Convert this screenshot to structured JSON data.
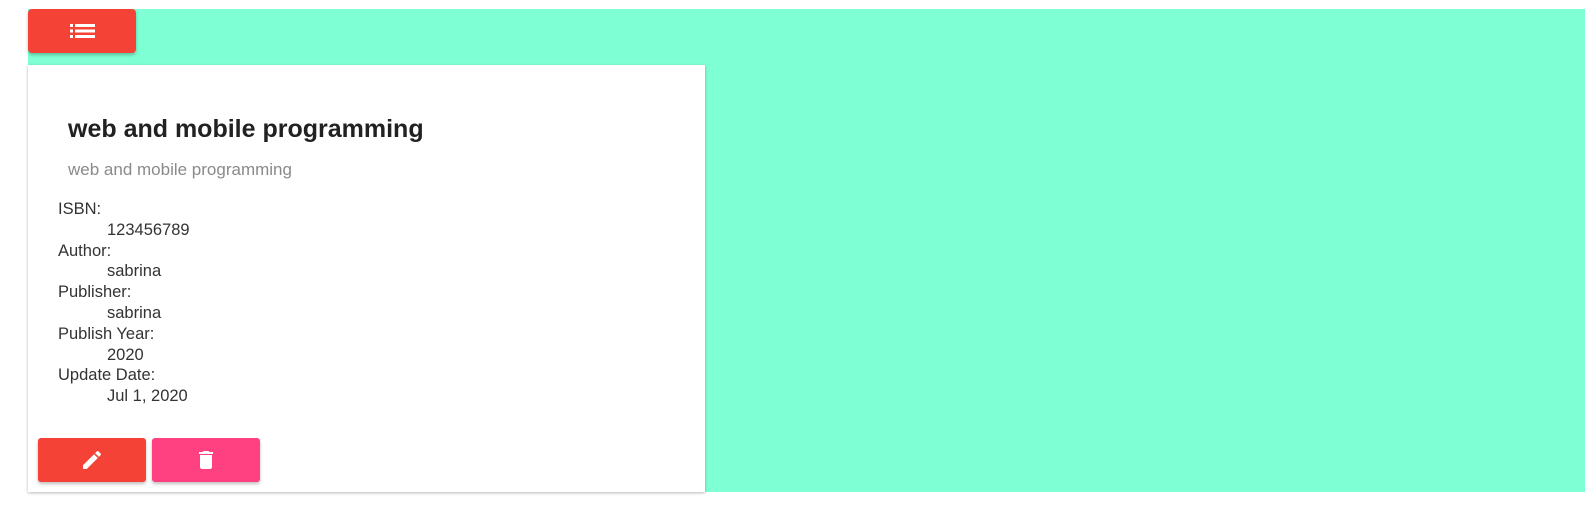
{
  "header": {
    "menu_icon": "list-icon",
    "accent_color": "#f44336",
    "background_color": "#7fffd4"
  },
  "book": {
    "title": "web and mobile programming",
    "subtitle": "web and mobile programming",
    "details": [
      {
        "label": "ISBN:",
        "value": "123456789"
      },
      {
        "label": "Author:",
        "value": "sabrina"
      },
      {
        "label": "Publisher:",
        "value": "sabrina"
      },
      {
        "label": "Publish Year:",
        "value": "2020"
      },
      {
        "label": "Update Date:",
        "value": "Jul 1, 2020"
      }
    ]
  },
  "actions": {
    "edit_icon": "pencil-icon",
    "delete_icon": "trash-icon",
    "edit_color": "#f44336",
    "delete_color": "#ff4081"
  }
}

* **WHAT THIS TASK INVOLVES**:
Copy each line from the data above that includes "programming".

* **CORRECT OUTPUT**:
    "title": "web and mobile programming",
    "subtitle": "web and mobile programming",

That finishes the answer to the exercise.